- Task objective -
Reproduce the listing word for word, leaving every picture behind.

- Dataset content -
_ _ _ _ _ _ _
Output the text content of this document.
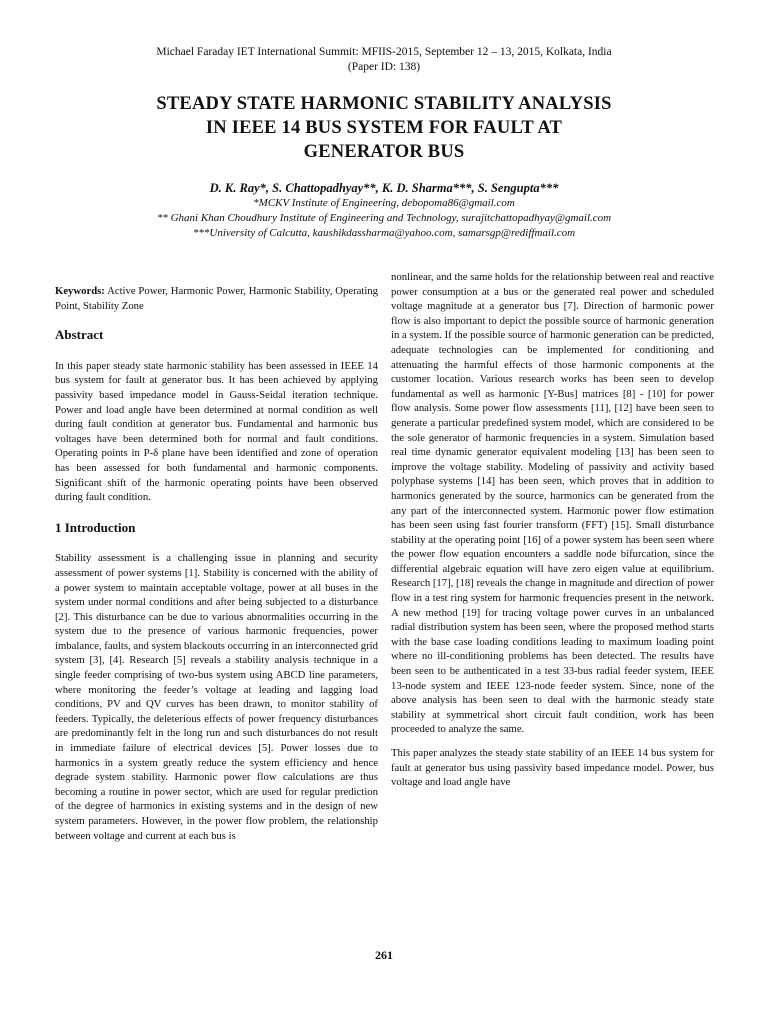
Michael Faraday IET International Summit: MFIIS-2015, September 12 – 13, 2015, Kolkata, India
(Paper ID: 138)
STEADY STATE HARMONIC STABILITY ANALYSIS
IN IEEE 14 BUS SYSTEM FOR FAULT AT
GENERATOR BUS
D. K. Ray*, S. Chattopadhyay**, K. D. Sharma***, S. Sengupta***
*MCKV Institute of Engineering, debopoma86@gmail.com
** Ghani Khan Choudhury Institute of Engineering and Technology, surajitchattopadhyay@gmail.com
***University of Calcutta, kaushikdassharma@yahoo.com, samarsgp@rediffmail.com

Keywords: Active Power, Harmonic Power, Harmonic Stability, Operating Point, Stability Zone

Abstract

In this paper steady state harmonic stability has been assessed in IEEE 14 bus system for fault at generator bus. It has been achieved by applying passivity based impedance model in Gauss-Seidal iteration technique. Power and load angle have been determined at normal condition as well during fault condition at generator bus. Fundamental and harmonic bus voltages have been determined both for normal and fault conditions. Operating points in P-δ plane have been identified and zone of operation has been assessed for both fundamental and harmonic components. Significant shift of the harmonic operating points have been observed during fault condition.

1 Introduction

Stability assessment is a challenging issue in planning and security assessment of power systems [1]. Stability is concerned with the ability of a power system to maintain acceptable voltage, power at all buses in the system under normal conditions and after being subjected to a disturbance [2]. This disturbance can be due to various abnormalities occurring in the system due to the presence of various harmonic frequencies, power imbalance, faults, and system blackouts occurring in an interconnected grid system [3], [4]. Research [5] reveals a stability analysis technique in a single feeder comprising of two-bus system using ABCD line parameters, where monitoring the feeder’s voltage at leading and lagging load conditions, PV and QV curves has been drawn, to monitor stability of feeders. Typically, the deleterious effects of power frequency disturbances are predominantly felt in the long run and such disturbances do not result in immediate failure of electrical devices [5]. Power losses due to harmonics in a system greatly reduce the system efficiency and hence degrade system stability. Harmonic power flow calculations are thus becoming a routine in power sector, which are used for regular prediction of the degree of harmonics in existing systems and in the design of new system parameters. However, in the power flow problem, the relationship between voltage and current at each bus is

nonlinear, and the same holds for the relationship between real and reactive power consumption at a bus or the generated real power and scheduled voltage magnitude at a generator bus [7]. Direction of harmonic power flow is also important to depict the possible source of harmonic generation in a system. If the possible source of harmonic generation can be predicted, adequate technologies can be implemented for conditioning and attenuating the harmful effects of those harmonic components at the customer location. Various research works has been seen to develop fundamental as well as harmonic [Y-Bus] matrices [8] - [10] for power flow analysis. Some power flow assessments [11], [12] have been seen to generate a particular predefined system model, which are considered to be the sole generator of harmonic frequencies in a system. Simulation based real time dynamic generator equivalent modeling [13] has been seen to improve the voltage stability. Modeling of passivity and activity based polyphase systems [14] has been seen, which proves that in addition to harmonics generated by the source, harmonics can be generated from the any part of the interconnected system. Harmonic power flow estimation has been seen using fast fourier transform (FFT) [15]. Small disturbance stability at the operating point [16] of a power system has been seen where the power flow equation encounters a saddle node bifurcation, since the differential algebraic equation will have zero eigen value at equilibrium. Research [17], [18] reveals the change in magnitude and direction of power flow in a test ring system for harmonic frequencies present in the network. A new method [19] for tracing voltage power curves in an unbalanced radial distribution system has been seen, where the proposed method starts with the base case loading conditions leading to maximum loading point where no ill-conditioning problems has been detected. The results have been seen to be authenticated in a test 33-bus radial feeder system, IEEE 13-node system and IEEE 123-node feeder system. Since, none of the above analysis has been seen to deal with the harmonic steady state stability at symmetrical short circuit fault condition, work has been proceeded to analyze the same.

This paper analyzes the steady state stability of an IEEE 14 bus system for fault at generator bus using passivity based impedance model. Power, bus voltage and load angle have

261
_ _ _ _ _ _ _
- Correct answer -
Output the text content of this document.
Michael Faraday IET International Summit: MFIIS-2015, September 12 – 13, 2015, Kolkata, India
(Paper ID: 138)
STEADY STATE HARMONIC STABILITY ANALYSIS
IN IEEE 14 BUS SYSTEM FOR FAULT AT
GENERATOR BUS
D. K. Ray*, S. Chattopadhyay**, K. D. Sharma***, S. Sengupta***
*MCKV Institute of Engineering, debopoma86@gmail.com
** Ghani Khan Choudhury Institute of Engineering and Technology, surajitchattopadhyay@gmail.com
***University of Calcutta, kaushikdassharma@yahoo.com, samarsgp@rediffmail.com

Keywords: Active Power, Harmonic Power, Harmonic Stability, Operating Point, Stability Zone

Abstract

In this paper steady state harmonic stability has been assessed in IEEE 14 bus system for fault at generator bus. It has been achieved by applying passivity based impedance model in Gauss-Seidal iteration technique. Power and load angle have been determined at normal condition as well during fault condition at generator bus. Fundamental and harmonic bus voltages have been determined both for normal and fault conditions. Operating points in P-δ plane have been identified and zone of operation has been assessed for both fundamental and harmonic components. Significant shift of the harmonic operating points have been observed during fault condition.

1 Introduction

Stability assessment is a challenging issue in planning and security assessment of power systems [1]. Stability is concerned with the ability of a power system to maintain acceptable voltage, power at all buses in the system under normal conditions and after being subjected to a disturbance [2]. This disturbance can be due to various abnormalities occurring in the system due to the presence of various harmonic frequencies, power imbalance, faults, and system blackouts occurring in an interconnected grid system [3], [4]. Research [5] reveals a stability analysis technique in a single feeder comprising of two-bus system using ABCD line parameters, where monitoring the feeder’s voltage at leading and lagging load conditions, PV and QV curves has been drawn, to monitor stability of feeders. Typically, the deleterious effects of power frequency disturbances are predominantly felt in the long run and such disturbances do not result in immediate failure of electrical devices [5]. Power losses due to harmonics in a system greatly reduce the system efficiency and hence degrade system stability. Harmonic power flow calculations are thus becoming a routine in power sector, which are used for regular prediction of the degree of harmonics in existing systems and in the design of new system parameters. However, in the power flow problem, the relationship between voltage and current at each bus is

nonlinear, and the same holds for the relationship between real and reactive power consumption at a bus or the generated real power and scheduled voltage magnitude at a generator bus [7]. Direction of harmonic power flow is also important to depict the possible source of harmonic generation in a system. If the possible source of harmonic generation can be predicted, adequate technologies can be implemented for conditioning and attenuating the harmful effects of those harmonic components at the customer location. Various research works has been seen to develop fundamental as well as harmonic [Y-Bus] matrices [8] - [10] for power flow analysis. Some power flow assessments [11], [12] have been seen to generate a particular predefined system model, which are considered to be the sole generator of harmonic frequencies in a system. Simulation based real time dynamic generator equivalent modeling [13] has been seen to improve the voltage stability. Modeling of passivity and activity based polyphase systems [14] has been seen, which proves that in addition to harmonics generated by the source, harmonics can be generated from the any part of the interconnected system. Harmonic power flow estimation has been seen using fast fourier transform (FFT) [15]. Small disturbance stability at the operating point [16] of a power system has been seen where the power flow equation encounters a saddle node bifurcation, since the differential algebraic equation will have zero eigen value at equilibrium. Research [17], [18] reveals the change in magnitude and direction of power flow in a test ring system for harmonic frequencies present in the network. A new method [19] for tracing voltage power curves in an unbalanced radial distribution system has been seen, where the proposed method starts with the base case loading conditions leading to maximum loading point where no ill-conditioning problems has been detected. The results have been seen to be authenticated in a test 33-bus radial feeder system, IEEE 13-node system and IEEE 123-node feeder system. Since, none of the above analysis has been seen to deal with the harmonic steady state stability at symmetrical short circuit fault condition, work has been proceeded to analyze the same.

This paper analyzes the steady state stability of an IEEE 14 bus system for fault at generator bus using passivity based impedance model. Power, bus voltage and load angle have

261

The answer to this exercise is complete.